====== TASK DATA ======

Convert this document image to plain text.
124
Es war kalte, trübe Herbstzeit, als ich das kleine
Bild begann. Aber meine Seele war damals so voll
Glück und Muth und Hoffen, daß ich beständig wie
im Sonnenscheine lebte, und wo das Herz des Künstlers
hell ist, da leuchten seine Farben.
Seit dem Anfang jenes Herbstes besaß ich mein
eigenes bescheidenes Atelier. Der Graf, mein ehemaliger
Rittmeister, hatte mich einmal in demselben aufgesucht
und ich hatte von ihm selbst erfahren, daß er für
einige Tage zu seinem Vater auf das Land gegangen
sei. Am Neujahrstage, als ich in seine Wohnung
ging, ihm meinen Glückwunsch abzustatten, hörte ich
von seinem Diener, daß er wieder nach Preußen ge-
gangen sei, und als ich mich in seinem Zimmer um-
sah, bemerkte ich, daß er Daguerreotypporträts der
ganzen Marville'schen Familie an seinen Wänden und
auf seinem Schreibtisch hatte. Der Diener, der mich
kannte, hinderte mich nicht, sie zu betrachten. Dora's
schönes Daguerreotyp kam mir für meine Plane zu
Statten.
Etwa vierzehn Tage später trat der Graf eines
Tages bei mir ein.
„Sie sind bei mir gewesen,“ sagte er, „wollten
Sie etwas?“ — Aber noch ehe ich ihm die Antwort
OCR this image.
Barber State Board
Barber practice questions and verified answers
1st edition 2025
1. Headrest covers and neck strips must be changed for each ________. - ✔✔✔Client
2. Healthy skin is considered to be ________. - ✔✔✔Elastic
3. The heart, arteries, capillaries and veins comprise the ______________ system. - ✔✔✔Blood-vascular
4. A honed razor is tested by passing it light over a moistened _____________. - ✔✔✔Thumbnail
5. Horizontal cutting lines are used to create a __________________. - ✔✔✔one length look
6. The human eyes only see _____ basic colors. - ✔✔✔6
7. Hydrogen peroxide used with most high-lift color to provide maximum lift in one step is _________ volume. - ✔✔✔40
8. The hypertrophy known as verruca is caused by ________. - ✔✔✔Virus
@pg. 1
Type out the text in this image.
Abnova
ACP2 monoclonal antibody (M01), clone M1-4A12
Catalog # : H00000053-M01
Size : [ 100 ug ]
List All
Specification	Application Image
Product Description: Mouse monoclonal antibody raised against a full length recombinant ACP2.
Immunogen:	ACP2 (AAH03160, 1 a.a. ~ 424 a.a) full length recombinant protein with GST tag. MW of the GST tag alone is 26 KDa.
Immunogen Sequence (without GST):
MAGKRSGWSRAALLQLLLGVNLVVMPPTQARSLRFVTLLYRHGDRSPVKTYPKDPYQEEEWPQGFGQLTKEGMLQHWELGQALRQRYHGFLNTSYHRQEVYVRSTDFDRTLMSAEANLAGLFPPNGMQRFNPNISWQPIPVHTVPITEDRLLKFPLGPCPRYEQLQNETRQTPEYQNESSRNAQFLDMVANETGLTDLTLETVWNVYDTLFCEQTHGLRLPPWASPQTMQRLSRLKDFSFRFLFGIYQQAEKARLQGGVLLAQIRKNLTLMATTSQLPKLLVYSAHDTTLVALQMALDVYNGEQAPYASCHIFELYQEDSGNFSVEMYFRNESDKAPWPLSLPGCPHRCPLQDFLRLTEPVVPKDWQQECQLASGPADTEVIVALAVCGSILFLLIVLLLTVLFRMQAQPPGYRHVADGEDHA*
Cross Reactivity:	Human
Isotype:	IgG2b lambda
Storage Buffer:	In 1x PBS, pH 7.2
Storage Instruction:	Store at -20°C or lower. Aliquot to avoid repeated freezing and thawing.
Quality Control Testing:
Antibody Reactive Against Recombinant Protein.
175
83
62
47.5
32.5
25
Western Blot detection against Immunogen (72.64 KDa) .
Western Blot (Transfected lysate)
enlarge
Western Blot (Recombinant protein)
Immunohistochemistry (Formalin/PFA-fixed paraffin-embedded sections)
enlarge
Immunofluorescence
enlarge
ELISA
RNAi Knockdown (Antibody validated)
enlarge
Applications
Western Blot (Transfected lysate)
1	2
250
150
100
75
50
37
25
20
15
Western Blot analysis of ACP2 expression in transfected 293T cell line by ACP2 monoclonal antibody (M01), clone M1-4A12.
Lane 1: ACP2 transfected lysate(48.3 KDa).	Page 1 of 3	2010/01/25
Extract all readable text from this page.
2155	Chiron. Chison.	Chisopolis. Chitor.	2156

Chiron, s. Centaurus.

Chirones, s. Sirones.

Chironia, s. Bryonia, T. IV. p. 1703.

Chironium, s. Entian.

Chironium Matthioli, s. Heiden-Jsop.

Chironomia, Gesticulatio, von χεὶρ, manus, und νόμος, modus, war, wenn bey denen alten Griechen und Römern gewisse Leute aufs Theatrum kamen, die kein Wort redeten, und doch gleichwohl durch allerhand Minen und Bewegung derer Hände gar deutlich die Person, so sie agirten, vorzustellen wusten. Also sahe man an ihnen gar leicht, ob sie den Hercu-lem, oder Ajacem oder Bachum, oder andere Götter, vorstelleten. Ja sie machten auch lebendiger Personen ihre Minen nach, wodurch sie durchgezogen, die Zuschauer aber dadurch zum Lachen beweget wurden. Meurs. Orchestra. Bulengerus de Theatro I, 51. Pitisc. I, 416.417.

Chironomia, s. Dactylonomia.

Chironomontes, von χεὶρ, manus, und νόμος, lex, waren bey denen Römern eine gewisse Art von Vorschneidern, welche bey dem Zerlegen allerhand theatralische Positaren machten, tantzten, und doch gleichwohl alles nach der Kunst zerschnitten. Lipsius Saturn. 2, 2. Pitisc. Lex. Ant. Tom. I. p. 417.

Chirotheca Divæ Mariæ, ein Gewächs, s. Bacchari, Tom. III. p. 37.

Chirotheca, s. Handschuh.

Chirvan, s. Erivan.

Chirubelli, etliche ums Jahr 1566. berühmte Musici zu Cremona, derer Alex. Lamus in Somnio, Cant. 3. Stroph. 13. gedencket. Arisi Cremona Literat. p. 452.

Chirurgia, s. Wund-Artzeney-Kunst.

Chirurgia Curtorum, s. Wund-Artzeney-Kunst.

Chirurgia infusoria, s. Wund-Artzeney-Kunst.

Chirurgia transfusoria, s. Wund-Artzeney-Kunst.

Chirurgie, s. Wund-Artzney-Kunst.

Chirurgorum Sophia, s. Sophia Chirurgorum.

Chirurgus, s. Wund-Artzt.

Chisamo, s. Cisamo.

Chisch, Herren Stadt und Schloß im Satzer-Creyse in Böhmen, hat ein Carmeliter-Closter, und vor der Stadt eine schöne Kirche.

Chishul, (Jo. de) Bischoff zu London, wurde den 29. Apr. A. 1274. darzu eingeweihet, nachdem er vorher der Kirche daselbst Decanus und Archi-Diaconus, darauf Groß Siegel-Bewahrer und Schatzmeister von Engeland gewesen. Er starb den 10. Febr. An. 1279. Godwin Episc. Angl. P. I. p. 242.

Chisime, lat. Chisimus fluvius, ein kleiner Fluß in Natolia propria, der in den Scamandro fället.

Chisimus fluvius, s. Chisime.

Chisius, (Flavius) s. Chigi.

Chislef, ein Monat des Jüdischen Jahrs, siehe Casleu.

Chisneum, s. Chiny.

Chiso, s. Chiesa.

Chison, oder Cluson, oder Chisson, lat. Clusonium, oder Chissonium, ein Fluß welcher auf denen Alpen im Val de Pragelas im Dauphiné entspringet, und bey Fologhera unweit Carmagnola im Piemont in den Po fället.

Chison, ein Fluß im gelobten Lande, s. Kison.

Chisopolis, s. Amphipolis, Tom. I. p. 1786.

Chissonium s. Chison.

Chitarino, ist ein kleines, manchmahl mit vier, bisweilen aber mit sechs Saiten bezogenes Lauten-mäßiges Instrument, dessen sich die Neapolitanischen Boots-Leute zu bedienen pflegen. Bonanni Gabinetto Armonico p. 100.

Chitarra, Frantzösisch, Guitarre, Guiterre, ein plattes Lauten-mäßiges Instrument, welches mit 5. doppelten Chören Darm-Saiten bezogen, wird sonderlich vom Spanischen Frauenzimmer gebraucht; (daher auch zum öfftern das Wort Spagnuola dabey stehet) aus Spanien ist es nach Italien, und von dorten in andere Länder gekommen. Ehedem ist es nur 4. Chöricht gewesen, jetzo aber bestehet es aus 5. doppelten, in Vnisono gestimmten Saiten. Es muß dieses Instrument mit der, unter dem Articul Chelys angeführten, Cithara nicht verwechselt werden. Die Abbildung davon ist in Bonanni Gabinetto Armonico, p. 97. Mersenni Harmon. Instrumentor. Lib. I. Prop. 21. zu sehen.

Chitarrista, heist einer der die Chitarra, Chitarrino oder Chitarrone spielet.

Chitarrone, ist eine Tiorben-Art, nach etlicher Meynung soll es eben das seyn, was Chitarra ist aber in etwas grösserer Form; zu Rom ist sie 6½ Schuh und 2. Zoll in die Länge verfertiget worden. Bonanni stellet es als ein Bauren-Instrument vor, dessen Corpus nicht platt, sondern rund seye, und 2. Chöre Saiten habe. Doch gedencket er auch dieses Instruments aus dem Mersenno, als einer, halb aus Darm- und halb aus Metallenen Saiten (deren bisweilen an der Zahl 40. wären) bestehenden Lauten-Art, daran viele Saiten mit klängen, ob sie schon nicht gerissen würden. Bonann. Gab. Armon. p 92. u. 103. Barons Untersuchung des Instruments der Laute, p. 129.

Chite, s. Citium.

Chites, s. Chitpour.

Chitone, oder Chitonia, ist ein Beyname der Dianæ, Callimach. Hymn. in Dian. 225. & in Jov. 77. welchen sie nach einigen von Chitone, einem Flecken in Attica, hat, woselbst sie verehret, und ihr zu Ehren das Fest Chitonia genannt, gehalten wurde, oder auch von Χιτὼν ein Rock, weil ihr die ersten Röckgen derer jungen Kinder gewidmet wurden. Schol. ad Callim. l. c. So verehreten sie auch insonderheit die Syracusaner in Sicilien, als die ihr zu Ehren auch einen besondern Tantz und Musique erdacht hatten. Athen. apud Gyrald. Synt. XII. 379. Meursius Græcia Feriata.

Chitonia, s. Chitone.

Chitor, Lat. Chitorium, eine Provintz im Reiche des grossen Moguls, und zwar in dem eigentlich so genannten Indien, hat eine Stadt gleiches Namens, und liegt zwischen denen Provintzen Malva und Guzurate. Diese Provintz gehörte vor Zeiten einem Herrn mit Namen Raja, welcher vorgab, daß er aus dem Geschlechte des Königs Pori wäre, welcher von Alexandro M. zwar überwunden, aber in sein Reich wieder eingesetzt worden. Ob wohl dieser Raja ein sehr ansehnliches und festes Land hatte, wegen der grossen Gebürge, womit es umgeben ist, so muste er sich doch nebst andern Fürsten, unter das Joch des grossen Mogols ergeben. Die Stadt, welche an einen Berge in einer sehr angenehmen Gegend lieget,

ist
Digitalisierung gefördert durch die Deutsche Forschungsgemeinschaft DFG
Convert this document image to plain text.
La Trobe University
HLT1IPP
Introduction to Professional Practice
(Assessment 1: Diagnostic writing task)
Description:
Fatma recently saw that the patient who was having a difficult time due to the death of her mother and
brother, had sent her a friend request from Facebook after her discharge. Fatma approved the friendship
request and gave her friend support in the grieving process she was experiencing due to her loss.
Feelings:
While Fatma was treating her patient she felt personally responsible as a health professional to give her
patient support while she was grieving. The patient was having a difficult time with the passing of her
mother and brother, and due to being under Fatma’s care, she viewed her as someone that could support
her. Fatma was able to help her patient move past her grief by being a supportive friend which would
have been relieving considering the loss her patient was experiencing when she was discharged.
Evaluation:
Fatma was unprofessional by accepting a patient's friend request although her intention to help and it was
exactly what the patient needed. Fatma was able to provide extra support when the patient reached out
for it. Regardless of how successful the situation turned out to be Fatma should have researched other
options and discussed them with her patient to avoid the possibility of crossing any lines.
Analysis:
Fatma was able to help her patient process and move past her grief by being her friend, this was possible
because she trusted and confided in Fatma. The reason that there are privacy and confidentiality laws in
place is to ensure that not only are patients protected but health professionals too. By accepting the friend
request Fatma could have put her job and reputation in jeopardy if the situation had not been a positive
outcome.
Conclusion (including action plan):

======

▶ _WORK ITEM_
An answer is complete only when it holds every line above containing the string "grief".

▶ _SOLUTION TO THE EXERCISE_
her. Fatma was able to help her patient move past her grief by being a supportive friend which would
Fatma was able to help her patient process and move past her grief by being her friend, this was possible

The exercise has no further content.